**Direction:** Return, unchanged, only the lines of the listing below that run from the line containing "colorbar-tick-label: 175 [1410,476,1454,503]" down to the line containing "colorbar-tick-label: 100 [1410,1266,1454,1293]", with both of those lines included.

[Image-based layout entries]
--
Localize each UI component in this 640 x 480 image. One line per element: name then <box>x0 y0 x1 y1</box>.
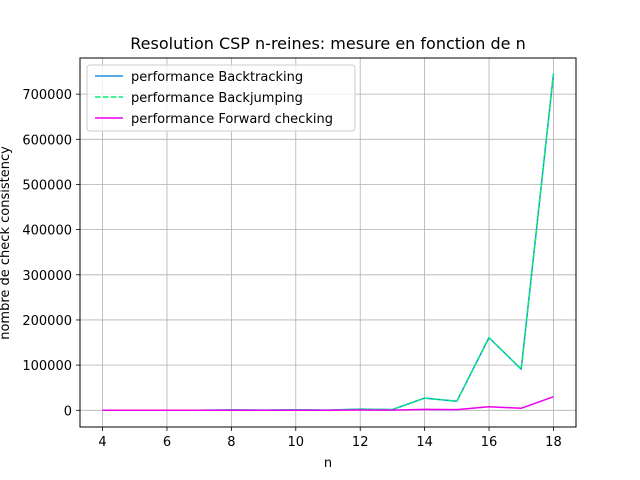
y-tick-label: 300000 <box>22 269 72 284</box>
x-tick-label: 16 <box>481 435 498 450</box>
y-tick-label: 500000 <box>22 178 72 193</box>
series-lines <box>102 73 555 412</box>
y-tick-label: 400000 <box>22 224 72 239</box>
y-tick-label: 100000 <box>22 359 72 374</box>
y-tick-label: 600000 <box>22 133 72 148</box>
x-tick-label: 18 <box>545 435 562 450</box>
x-axis-label: n <box>324 456 332 471</box>
y-tick-label: 700000 <box>22 88 72 103</box>
y-tick-label: 0 <box>64 404 72 419</box>
x-tick-label: 8 <box>227 435 235 450</box>
y-axis-label: nombre de check consistency <box>0 146 13 340</box>
axis-ticks: 4 6 8 10 12 14 16 18 0 100000 200000 300000 400000 50… <box>22 88 561 450</box>
x-tick-label: 6 <box>163 435 171 450</box>
x-tick-label: 14 <box>416 435 433 450</box>
x-tick-label: 10 <box>288 435 305 450</box>
y-tick-label: 200000 <box>22 314 72 329</box>
legend-label: performance Backtracking <box>131 70 303 85</box>
legend-label: performance Forward checking <box>131 112 333 127</box>
series-line-3 <box>102 395 554 412</box>
x-tick-label: 4 <box>98 435 106 450</box>
legend: performance Backtracking performance Back… <box>86 64 356 132</box>
legend-label: performance Backjumping <box>131 91 303 106</box>
x-tick-label: 12 <box>352 435 369 450</box>
chart-title: Resolution CSP n-reines: mesure en fonct… <box>130 34 525 53</box>
legend-box <box>86 64 356 132</box>
plot-area-frame <box>79 57 577 428</box>
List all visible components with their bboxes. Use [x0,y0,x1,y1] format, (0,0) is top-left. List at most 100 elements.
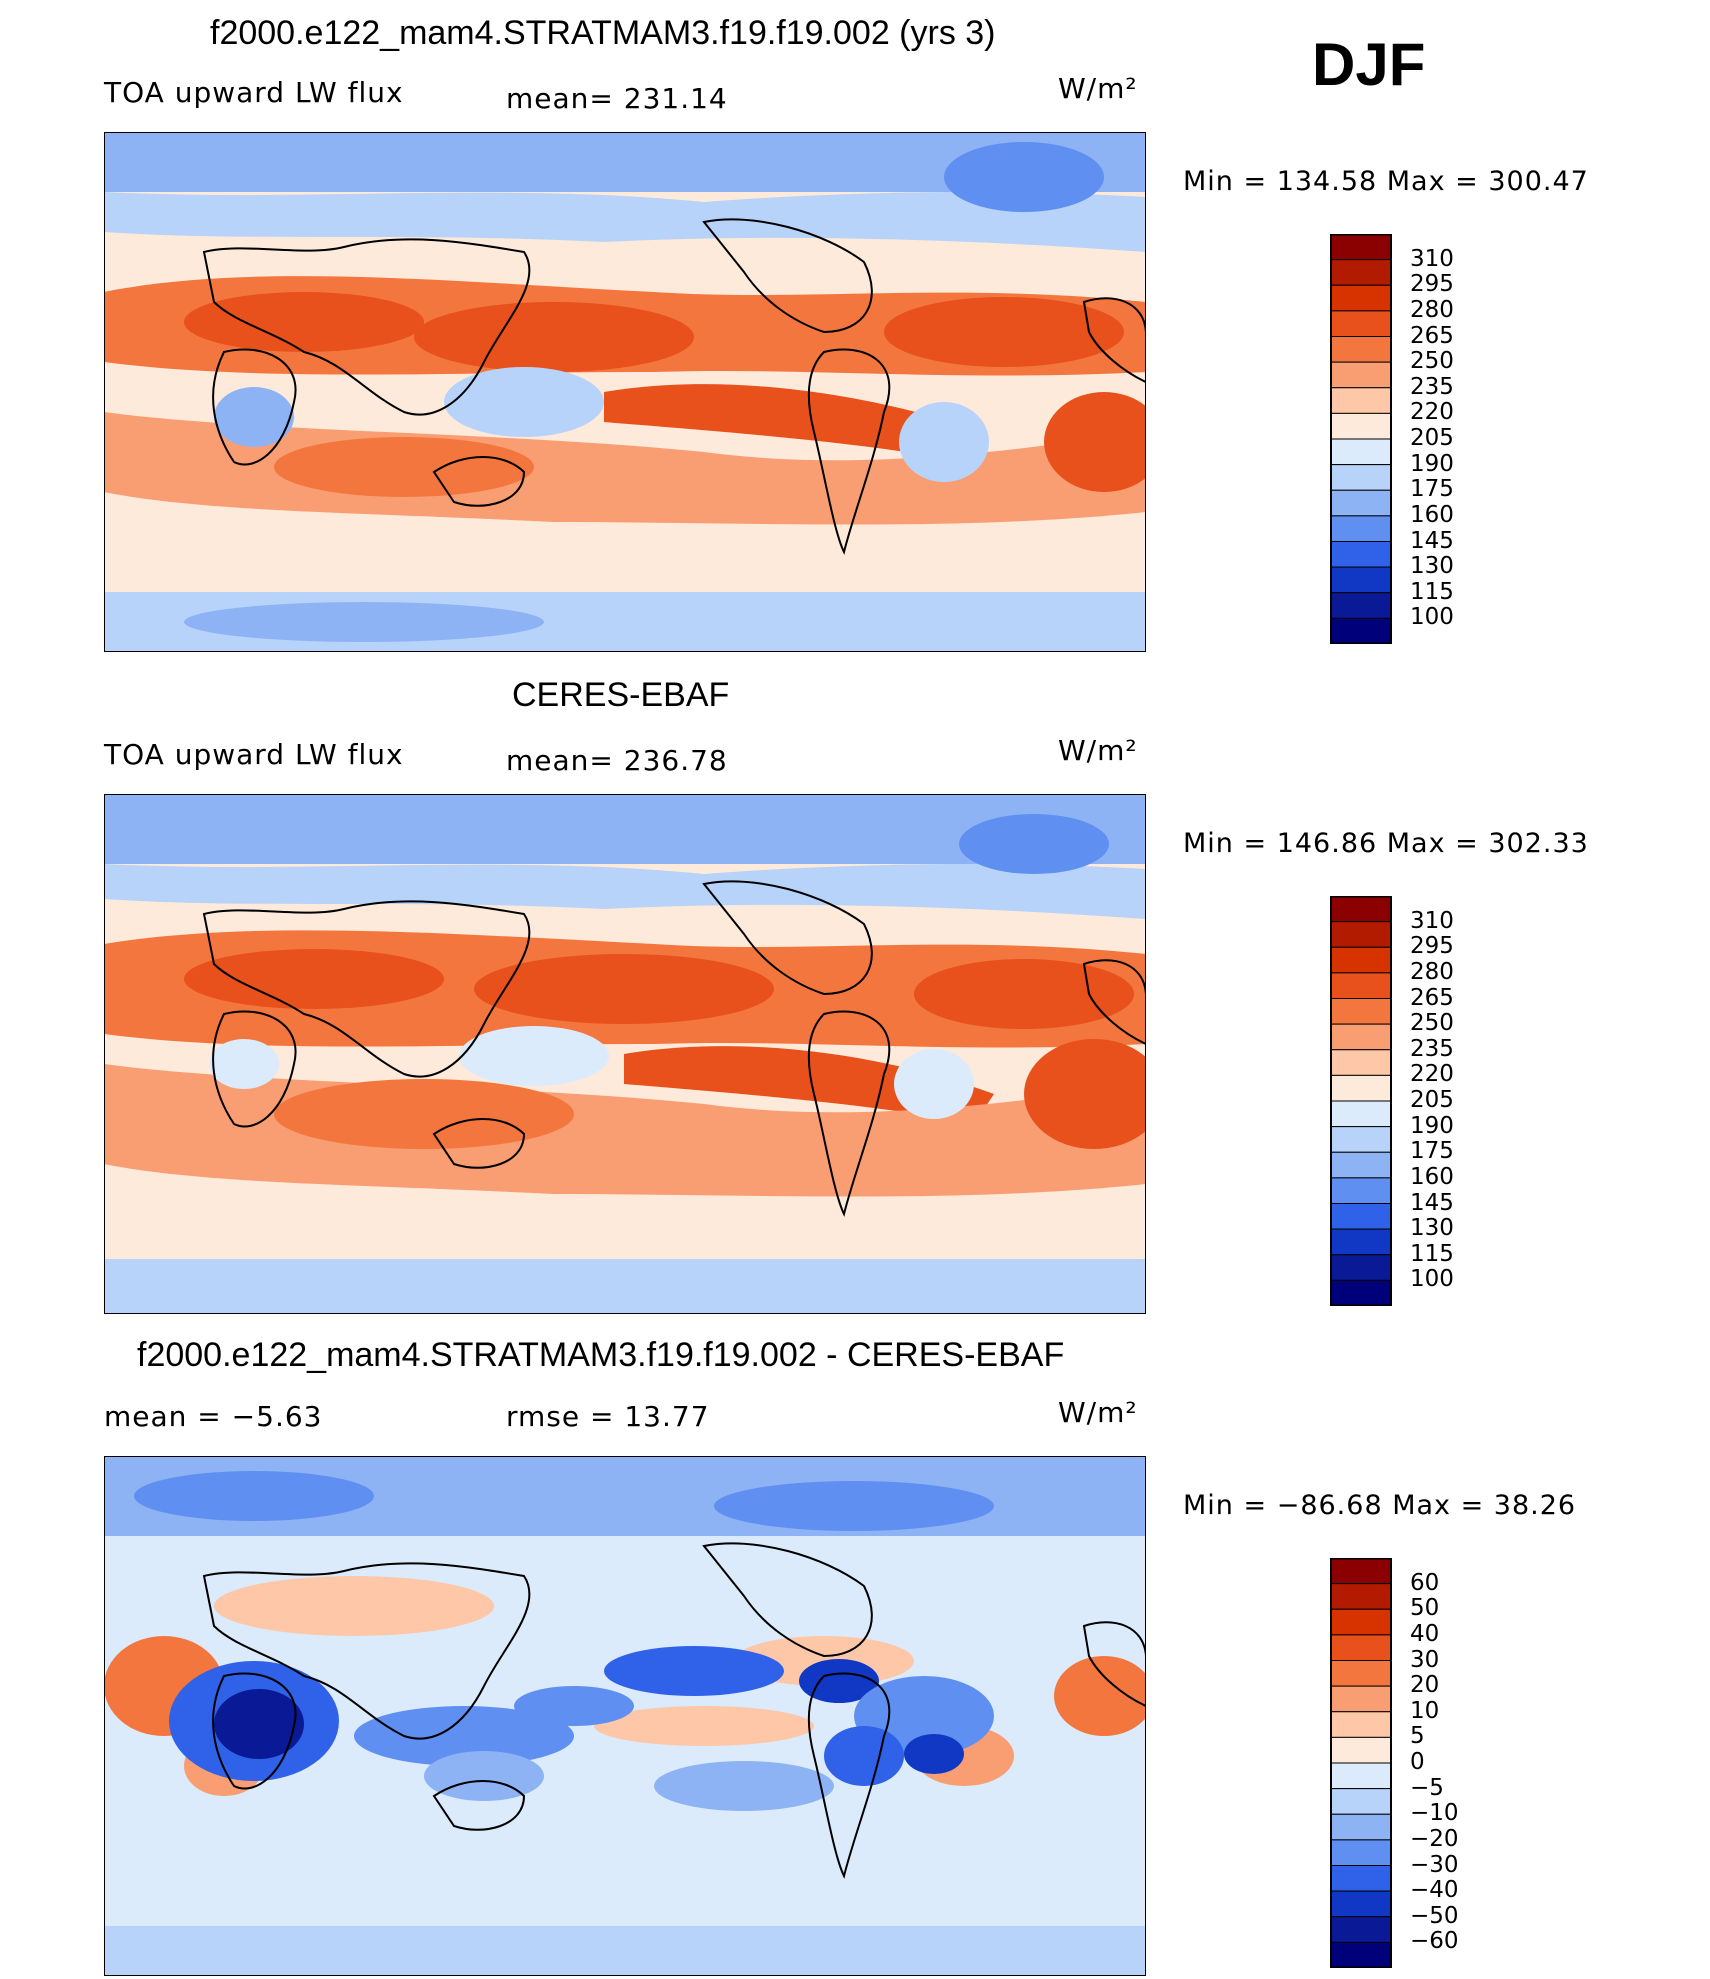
colorbar-tick-label: 175 [1410,476,1454,503]
colorbar-swatch [1330,387,1392,414]
colorbar-tick-label: 205 [1410,1087,1454,1113]
colorbar-tick-label: −60 [1410,1928,1459,1955]
panel3-colorbar-swatches [1330,1557,1392,1969]
colorbar-swatch [1330,412,1392,440]
colorbar-swatch [1330,1711,1392,1738]
panel3-rmse-label: rmse = 13.77 [506,1400,710,1433]
colorbar-swatch [1330,617,1392,645]
panel3-minmax: Min = −86.68 Max = 38.26 [1183,1490,1577,1521]
colorbar-swatch [1330,592,1392,619]
panel2-map [104,794,1146,1314]
colorbar-tick-label: 280 [1410,958,1454,985]
colorbar-tick-label: 265 [1410,984,1454,1011]
colorbar-swatch [1330,1254,1392,1281]
colorbar-swatch [1330,259,1392,286]
colorbar-tick-label: 145 [1410,1189,1454,1216]
colorbar-swatch [1330,515,1392,542]
colorbar-swatch [1330,336,1392,363]
season-label: DJF [1312,31,1426,98]
colorbar-tick-label: 205 [1410,425,1454,451]
panel2-title: CERES-EBAF [512,676,730,714]
colorbar-swatch [1330,1941,1392,1969]
colorbar-tick-label: −5 [1410,1774,1444,1801]
colorbar-swatch [1330,946,1392,974]
colorbar-swatch [1330,541,1392,568]
colorbar-tick-label: 310 [1410,245,1454,272]
colorbar-tick-label: 145 [1410,527,1454,554]
colorbar-tick-label: 50 [1410,1595,1440,1622]
panel1-map-svg [104,132,1146,652]
colorbar-tick-label: 115 [1410,1240,1454,1267]
colorbar-swatch [1330,1916,1392,1943]
colorbar-swatch [1330,1228,1392,1256]
colorbar-swatch [1330,438,1392,466]
colorbar-tick-label: 310 [1410,907,1454,934]
colorbar-tick-label: 250 [1410,1010,1454,1037]
colorbar-tick-label: 160 [1410,1163,1454,1190]
colorbar-swatch [1330,1685,1392,1713]
colorbar-swatch [1330,895,1392,923]
colorbar-swatch [1330,1100,1392,1128]
colorbar-swatch [1330,361,1392,389]
panel1-colorbar [1330,233,1392,649]
colorbar-swatch [1330,1074,1392,1102]
colorbar-swatch [1330,1203,1392,1230]
colorbar-swatch [1330,1839,1392,1866]
colorbar-tick-label: 235 [1410,373,1454,400]
colorbar-tick-label: 115 [1410,578,1454,605]
colorbar-tick-label: 175 [1410,1138,1454,1165]
colorbar-tick-label: 60 [1410,1569,1440,1596]
colorbar-swatch [1330,1788,1392,1815]
colorbar-tick-label: −40 [1410,1877,1459,1904]
panel3-title: f2000.e122_mam4.STRATMAM3.f19.f19.002 - … [137,1336,1065,1374]
panel1-title: f2000.e122_mam4.STRATMAM3.f19.f19.002 (y… [210,14,996,52]
colorbar-swatch [1330,1023,1392,1051]
colorbar-swatch [1330,1634,1392,1661]
colorbar-tick-label: 100 [1410,1266,1454,1293]
colorbar-tick-label: −20 [1410,1825,1459,1852]
panel2-colorbar [1330,895,1392,1311]
colorbar-tick-label: 130 [1410,553,1454,580]
panel2-minmax: Min = 146.86 Max = 302.33 [1183,828,1589,859]
colorbar-tick-label: 130 [1410,1215,1454,1242]
colorbar-swatch [1330,284,1392,312]
colorbar-tick-label: −50 [1410,1902,1459,1929]
colorbar-tick-label: −10 [1410,1800,1459,1827]
colorbar-swatch [1330,1813,1392,1841]
panel1-minmax: Min = 134.58 Max = 300.47 [1183,166,1589,197]
panel2-units: W/m² [1058,734,1138,767]
colorbar-swatch [1330,1660,1392,1687]
panel3-units: W/m² [1058,1396,1138,1429]
colorbar-swatch [1330,1557,1392,1585]
colorbar-tick-label: 190 [1410,450,1454,477]
colorbar-swatch [1330,310,1392,337]
colorbar-tick-label: 295 [1410,271,1454,298]
panel2-colorbar-swatches [1330,895,1392,1307]
colorbar-tick-label: 100 [1410,604,1454,631]
colorbar-swatch [1330,1583,1392,1610]
colorbar-tick-label: 40 [1410,1620,1440,1647]
panel1-units: W/m² [1058,72,1138,105]
panel1-field-label: TOA upward LW flux [104,76,404,109]
colorbar-swatch [1330,1736,1392,1764]
colorbar-tick-label: 250 [1410,348,1454,375]
colorbar-tick-label: 10 [1410,1697,1440,1724]
colorbar-swatch [1330,1279,1392,1307]
colorbar-swatch [1330,233,1392,261]
panel3-colorbar [1330,1557,1392,1973]
colorbar-swatch [1330,1126,1392,1153]
colorbar-tick-label: 280 [1410,296,1454,323]
panel3-map [104,1456,1146,1976]
panel2-map-svg [104,794,1146,1314]
colorbar-tick-label: 265 [1410,322,1454,349]
panel1-colorbar-swatches [1330,233,1392,645]
colorbar-swatch [1330,566,1392,594]
colorbar-tick-label: 220 [1410,1061,1454,1088]
colorbar-swatch [1330,998,1392,1025]
colorbar-swatch [1330,1865,1392,1892]
panel3-map-svg [104,1456,1146,1976]
colorbar-tick-label: 30 [1410,1646,1440,1673]
colorbar-swatch [1330,1177,1392,1204]
colorbar-tick-label: 235 [1410,1035,1454,1062]
colorbar-swatch [1330,1608,1392,1636]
--
**Response to the task:**
colorbar-tick-label: 175 [1410,476,1454,503]
colorbar-swatch [1330,387,1392,414]
colorbar-tick-label: 205 [1410,1087,1454,1113]
colorbar-tick-label: −60 [1410,1928,1459,1955]
panel3-colorbar-swatches [1330,1557,1392,1969]
colorbar-swatch [1330,412,1392,440]
colorbar-swatch [1330,1711,1392,1738]
panel3-rmse-label: rmse = 13.77 [506,1400,710,1433]
colorbar-swatch [1330,617,1392,645]
panel3-minmax: Min = −86.68 Max = 38.26 [1183,1490,1577,1521]
colorbar-swatch [1330,592,1392,619]
panel2-map [104,794,1146,1314]
colorbar-tick-label: 280 [1410,958,1454,985]
colorbar-tick-label: 265 [1410,984,1454,1011]
colorbar-swatch [1330,1254,1392,1281]
colorbar-swatch [1330,259,1392,286]
colorbar-tick-label: 145 [1410,1189,1454,1216]
colorbar-swatch [1330,515,1392,542]
colorbar-swatch [1330,336,1392,363]
season-label: DJF [1312,31,1426,98]
colorbar-tick-label: 205 [1410,425,1454,451]
panel2-title: CERES-EBAF [512,676,730,714]
colorbar-swatch [1330,1941,1392,1969]
colorbar-tick-label: −5 [1410,1774,1444,1801]
colorbar-swatch [1330,946,1392,974]
colorbar-swatch [1330,541,1392,568]
colorbar-tick-label: 310 [1410,245,1454,272]
colorbar-tick-label: 145 [1410,527,1454,554]
colorbar-tick-label: 50 [1410,1595,1440,1622]
panel1-map-svg [104,132,1146,652]
colorbar-tick-label: 115 [1410,1240,1454,1267]
colorbar-swatch [1330,1916,1392,1943]
colorbar-swatch [1330,1228,1392,1256]
colorbar-swatch [1330,438,1392,466]
colorbar-tick-label: 310 [1410,907,1454,934]
colorbar-tick-label: 250 [1410,1010,1454,1037]
colorbar-tick-label: 160 [1410,1163,1454,1190]
colorbar-swatch [1330,1685,1392,1713]
colorbar-swatch [1330,895,1392,923]
colorbar-swatch [1330,1100,1392,1128]
colorbar-swatch [1330,361,1392,389]
panel1-colorbar [1330,233,1392,649]
colorbar-swatch [1330,1074,1392,1102]
colorbar-swatch [1330,1203,1392,1230]
colorbar-swatch [1330,1839,1392,1866]
colorbar-tick-label: 235 [1410,373,1454,400]
colorbar-tick-label: 115 [1410,578,1454,605]
colorbar-tick-label: 175 [1410,1138,1454,1165]
colorbar-tick-label: 60 [1410,1569,1440,1596]
colorbar-swatch [1330,1788,1392,1815]
colorbar-tick-label: −40 [1410,1877,1459,1904]
panel3-title: f2000.e122_mam4.STRATMAM3.f19.f19.002 - … [137,1336,1065,1374]
panel1-title: f2000.e122_mam4.STRATMAM3.f19.f19.002 (y… [210,14,996,52]
colorbar-swatch [1330,1023,1392,1051]
colorbar-swatch [1330,1634,1392,1661]
colorbar-tick-label: 100 [1410,1266,1454,1293]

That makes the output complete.